§ **TO BE DONE**
Find every line with the word "Linux". Copy those lines.

§ **TASK INPUT**
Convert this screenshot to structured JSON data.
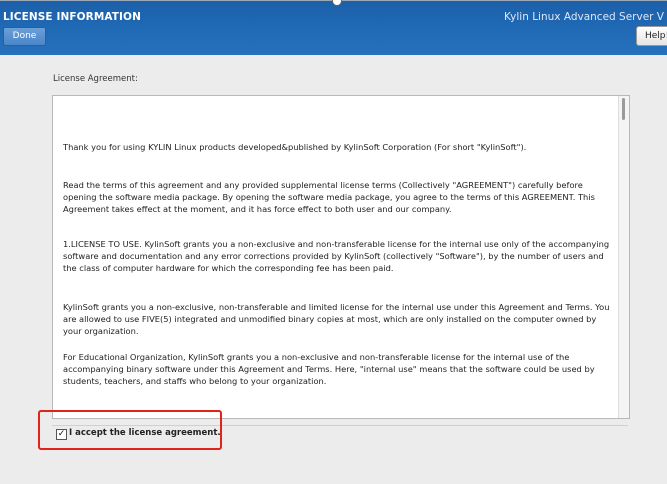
{
  "header": {
    "title": "LICENSE INFORMATION",
    "subtitle": "Kylin Linux Advanced Server V",
    "done_label": "Done",
    "help_label": "Help!"
  },
  "main": {
    "label": "License Agreement:",
    "paragraphs": [
      "Thank you for using KYLIN Linux products developed&published by KylinSoft Corporation (For short \"KylinSoft\").",
      "Read the terms of this agreement and any provided supplemental license terms (Collectively \"AGREEMENT\") carefully before opening the software media package. By opening the software media package, you agree to the terms of this AGREEMENT. This Agreement takes effect at the moment, and it has force effect to both user and our company.",
      "1.LICENSE TO USE. KylinSoft grants you a non-exclusive and non-transferable license for the internal use only of the accompanying software and documentation and any error corrections provided by KylinSoft (collectively \"Software\"), by the number of users and the class of computer hardware for which the corresponding fee has been paid.",
      "KylinSoft grants you a non-exclusive, non-transferable and limited license for the internal use under this Agreement and Terms. You are allowed to use FIVE(5) integrated and unmodified binary copies at most, which are only installed on the computer owned by your organization.",
      "For Educational Organization, KylinSoft grants you a non-exclusive and non-transferable license for the internal use of the accompanying binary software under this Agreement and Terms. Here, \"internal use\" means that the software could be used by students, teachers, and staffs who belong to your organization."
    ],
    "accept_label": "I accept the license agreement.",
    "accept_checked": true,
    "checkmark": "✓"
  },
  "colors": {
    "header_blue": "#1f68b3",
    "highlight_red": "#e2231a"
  }
}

§ **FULL ANSWER**
    "subtitle": "Kylin Linux Advanced Server V",
      "Thank you for using KYLIN Linux products developed&published by KylinSoft Corporation (For short \"KylinSoft\").",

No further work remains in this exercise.